**PROBLEM TO WORK ON:**
Copy out all of the material exactly.

**Stored data:**
:::::
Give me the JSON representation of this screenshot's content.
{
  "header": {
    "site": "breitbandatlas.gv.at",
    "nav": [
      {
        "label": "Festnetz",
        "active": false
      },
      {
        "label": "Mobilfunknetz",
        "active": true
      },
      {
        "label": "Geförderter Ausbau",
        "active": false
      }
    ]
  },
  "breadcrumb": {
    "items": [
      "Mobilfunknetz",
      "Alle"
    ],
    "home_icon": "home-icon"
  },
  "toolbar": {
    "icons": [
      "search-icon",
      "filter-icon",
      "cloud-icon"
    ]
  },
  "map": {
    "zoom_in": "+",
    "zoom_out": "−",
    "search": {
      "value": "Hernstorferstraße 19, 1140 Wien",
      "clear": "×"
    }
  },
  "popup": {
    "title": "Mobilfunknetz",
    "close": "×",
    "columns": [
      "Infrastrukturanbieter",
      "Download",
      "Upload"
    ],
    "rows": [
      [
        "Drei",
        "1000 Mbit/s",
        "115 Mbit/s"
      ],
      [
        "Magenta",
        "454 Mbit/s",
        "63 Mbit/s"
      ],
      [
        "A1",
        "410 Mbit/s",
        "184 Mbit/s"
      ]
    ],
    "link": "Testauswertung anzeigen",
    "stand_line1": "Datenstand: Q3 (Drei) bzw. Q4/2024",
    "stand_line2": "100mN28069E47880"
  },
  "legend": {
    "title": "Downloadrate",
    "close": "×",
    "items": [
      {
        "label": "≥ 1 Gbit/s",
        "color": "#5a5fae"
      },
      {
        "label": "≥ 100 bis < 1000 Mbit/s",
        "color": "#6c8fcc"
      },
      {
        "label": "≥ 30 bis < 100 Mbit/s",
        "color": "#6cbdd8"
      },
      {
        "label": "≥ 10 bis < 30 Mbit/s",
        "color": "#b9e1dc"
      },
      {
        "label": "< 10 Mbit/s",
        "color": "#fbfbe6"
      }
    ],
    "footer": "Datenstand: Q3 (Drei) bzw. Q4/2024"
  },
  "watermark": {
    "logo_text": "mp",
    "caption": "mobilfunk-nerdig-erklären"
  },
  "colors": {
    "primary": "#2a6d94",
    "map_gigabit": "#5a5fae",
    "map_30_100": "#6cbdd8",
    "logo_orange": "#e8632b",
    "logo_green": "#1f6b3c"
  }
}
:::::
**OUTPUT OF THE TASK:**
Give me the JSON representation of this screenshot's content.
{
  "header": {
    "site": "breitbandatlas.gv.at",
    "nav": [
      {
        "label": "Festnetz",
        "active": false
      },
      {
        "label": "Mobilfunknetz",
        "active": true
      },
      {
        "label": "Geförderter Ausbau",
        "active": false
      }
    ]
  },
  "breadcrumb": {
    "items": [
      "Mobilfunknetz",
      "Alle"
    ],
    "home_icon": "home-icon"
  },
  "toolbar": {
    "icons": [
      "search-icon",
      "filter-icon",
      "cloud-icon"
    ]
  },
  "map": {
    "zoom_in": "+",
    "zoom_out": "−",
    "search": {
      "value": "Hernstorferstraße 19, 1140 Wien",
      "clear": "×"
    }
  },
  "popup": {
    "title": "Mobilfunknetz",
    "close": "×",
    "columns": [
      "Infrastrukturanbieter",
      "Download",
      "Upload"
    ],
    "rows": [
      [
        "Drei",
        "1000 Mbit/s",
        "115 Mbit/s"
      ],
      [
        "Magenta",
        "454 Mbit/s",
        "63 Mbit/s"
      ],
      [
        "A1",
        "410 Mbit/s",
        "184 Mbit/s"
      ]
    ],
    "link": "Testauswertung anzeigen",
    "stand_line1": "Datenstand: Q3 (Drei) bzw. Q4/2024",
    "stand_line2": "100mN28069E47880"
  },
  "legend": {
    "title": "Downloadrate",
    "close": "×",
    "items": [
      {
        "label": "≥ 1 Gbit/s",
        "color": "#5a5fae"
      },
      {
        "label": "≥ 100 bis < 1000 Mbit/s",
        "color": "#6c8fcc"
      },
      {
        "label": "≥ 30 bis < 100 Mbit/s",
        "color": "#6cbdd8"
      },
      {
        "label": "≥ 10 bis < 30 Mbit/s",
        "color": "#b9e1dc"
      },
      {
        "label": "< 10 Mbit/s",
        "color": "#fbfbe6"
      }
    ],
    "footer": "Datenstand: Q3 (Drei) bzw. Q4/2024"
  },
  "watermark": {
    "logo_text": "mp",
    "caption": "mobilfunk-nerdig-erklären"
  },
  "colors": {
    "primary": "#2a6d94",
    "map_gigabit": "#5a5fae",
    "map_30_100": "#6cbdd8",
    "logo_orange": "#e8632b",
    "logo_green": "#1f6b3c"
  }
}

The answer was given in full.